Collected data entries
— start —

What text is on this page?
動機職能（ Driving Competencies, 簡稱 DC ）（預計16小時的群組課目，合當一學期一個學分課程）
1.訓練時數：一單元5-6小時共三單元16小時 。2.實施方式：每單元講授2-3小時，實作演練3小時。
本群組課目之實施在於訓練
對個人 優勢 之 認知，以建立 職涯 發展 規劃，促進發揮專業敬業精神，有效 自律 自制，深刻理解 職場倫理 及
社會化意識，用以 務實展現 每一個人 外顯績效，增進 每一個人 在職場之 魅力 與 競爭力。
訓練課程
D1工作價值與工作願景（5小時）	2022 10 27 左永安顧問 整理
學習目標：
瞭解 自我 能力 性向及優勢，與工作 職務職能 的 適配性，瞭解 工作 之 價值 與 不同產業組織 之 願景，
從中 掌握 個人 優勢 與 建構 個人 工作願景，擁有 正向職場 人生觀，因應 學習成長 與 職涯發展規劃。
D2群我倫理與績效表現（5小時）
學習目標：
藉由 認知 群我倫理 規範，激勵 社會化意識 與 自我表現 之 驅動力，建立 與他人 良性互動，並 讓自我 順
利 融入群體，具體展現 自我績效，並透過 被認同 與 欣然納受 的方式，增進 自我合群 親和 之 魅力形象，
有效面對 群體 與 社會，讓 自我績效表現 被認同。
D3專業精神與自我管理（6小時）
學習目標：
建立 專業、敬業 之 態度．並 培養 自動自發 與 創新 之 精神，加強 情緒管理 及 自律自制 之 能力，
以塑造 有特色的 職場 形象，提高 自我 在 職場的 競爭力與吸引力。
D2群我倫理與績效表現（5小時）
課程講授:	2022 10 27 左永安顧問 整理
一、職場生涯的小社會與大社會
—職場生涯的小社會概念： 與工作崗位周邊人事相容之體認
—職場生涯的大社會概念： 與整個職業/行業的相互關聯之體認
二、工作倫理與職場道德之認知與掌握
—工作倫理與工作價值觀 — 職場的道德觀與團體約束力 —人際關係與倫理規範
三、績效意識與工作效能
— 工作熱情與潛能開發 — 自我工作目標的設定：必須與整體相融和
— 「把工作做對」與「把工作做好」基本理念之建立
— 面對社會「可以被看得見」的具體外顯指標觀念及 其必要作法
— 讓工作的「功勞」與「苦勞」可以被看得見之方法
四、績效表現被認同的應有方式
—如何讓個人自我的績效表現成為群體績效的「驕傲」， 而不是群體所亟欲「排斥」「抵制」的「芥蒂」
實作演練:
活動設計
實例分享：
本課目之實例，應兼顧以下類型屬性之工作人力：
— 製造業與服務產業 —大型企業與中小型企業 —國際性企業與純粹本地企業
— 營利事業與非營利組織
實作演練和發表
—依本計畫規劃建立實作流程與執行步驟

— end —

> [Required task] Extract the complete data, matching each line exactly.

> [Worked answer]
What text is on this page?
動機職能（ Driving Competencies, 簡稱 DC ）（預計16小時的群組課目，合當一學期一個學分課程）
1.訓練時數：一單元5-6小時共三單元16小時 。2.實施方式：每單元講授2-3小時，實作演練3小時。
本群組課目之實施在於訓練
對個人 優勢 之 認知，以建立 職涯 發展 規劃，促進發揮專業敬業精神，有效 自律 自制，深刻理解 職場倫理 及
社會化意識，用以 務實展現 每一個人 外顯績效，增進 每一個人 在職場之 魅力 與 競爭力。
訓練課程
D1工作價值與工作願景（5小時）	2022 10 27 左永安顧問 整理
學習目標：
瞭解 自我 能力 性向及優勢，與工作 職務職能 的 適配性，瞭解 工作 之 價值 與 不同產業組織 之 願景，
從中 掌握 個人 優勢 與 建構 個人 工作願景，擁有 正向職場 人生觀，因應 學習成長 與 職涯發展規劃。
D2群我倫理與績效表現（5小時）
學習目標：
藉由 認知 群我倫理 規範，激勵 社會化意識 與 自我表現 之 驅動力，建立 與他人 良性互動，並 讓自我 順
利 融入群體，具體展現 自我績效，並透過 被認同 與 欣然納受 的方式，增進 自我合群 親和 之 魅力形象，
有效面對 群體 與 社會，讓 自我績效表現 被認同。
D3專業精神與自我管理（6小時）
學習目標：
建立 專業、敬業 之 態度．並 培養 自動自發 與 創新 之 精神，加強 情緒管理 及 自律自制 之 能力，
以塑造 有特色的 職場 形象，提高 自我 在 職場的 競爭力與吸引力。
D2群我倫理與績效表現（5小時）
課程講授:	2022 10 27 左永安顧問 整理
一、職場生涯的小社會與大社會
—職場生涯的小社會概念： 與工作崗位周邊人事相容之體認
—職場生涯的大社會概念： 與整個職業/行業的相互關聯之體認
二、工作倫理與職場道德之認知與掌握
—工作倫理與工作價值觀 — 職場的道德觀與團體約束力 —人際關係與倫理規範
三、績效意識與工作效能
— 工作熱情與潛能開發 — 自我工作目標的設定：必須與整體相融和
— 「把工作做對」與「把工作做好」基本理念之建立
— 面對社會「可以被看得見」的具體外顯指標觀念及 其必要作法
— 讓工作的「功勞」與「苦勞」可以被看得見之方法
四、績效表現被認同的應有方式
—如何讓個人自我的績效表現成為群體績效的「驕傲」， 而不是群體所亟欲「排斥」「抵制」的「芥蒂」
實作演練:
活動設計
實例分享：
本課目之實例，應兼顧以下類型屬性之工作人力：
— 製造業與服務產業 —大型企業與中小型企業 —國際性企業與純粹本地企業
— 營利事業與非營利組織
實作演練和發表
—依本計畫規劃建立實作流程與執行步驟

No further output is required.